*What this task involves*: Go through the data below line by line and count those containing the word "icon". Reply with the count only.

Stored data:
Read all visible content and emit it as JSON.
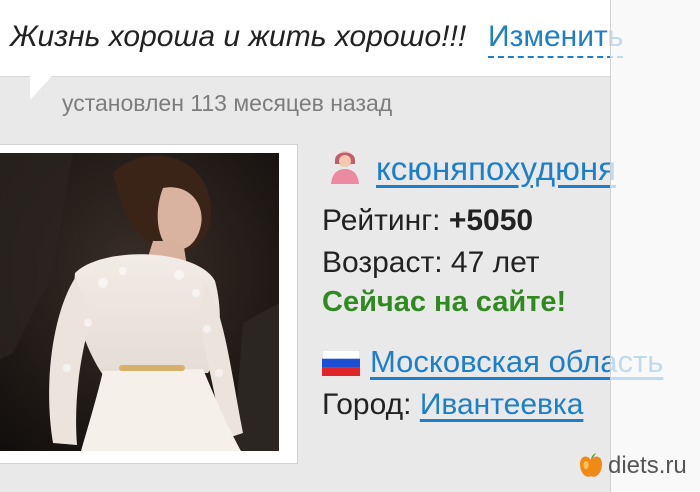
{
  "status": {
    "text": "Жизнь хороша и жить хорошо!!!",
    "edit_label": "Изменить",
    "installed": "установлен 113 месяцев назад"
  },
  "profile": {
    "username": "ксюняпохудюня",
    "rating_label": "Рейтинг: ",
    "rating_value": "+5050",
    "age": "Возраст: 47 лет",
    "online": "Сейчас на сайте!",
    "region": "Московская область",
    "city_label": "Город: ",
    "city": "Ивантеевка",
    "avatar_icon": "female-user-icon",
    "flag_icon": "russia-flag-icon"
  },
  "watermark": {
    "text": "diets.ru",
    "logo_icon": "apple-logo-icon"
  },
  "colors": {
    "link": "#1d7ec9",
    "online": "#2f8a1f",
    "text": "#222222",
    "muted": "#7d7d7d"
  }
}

*Full solution*: 3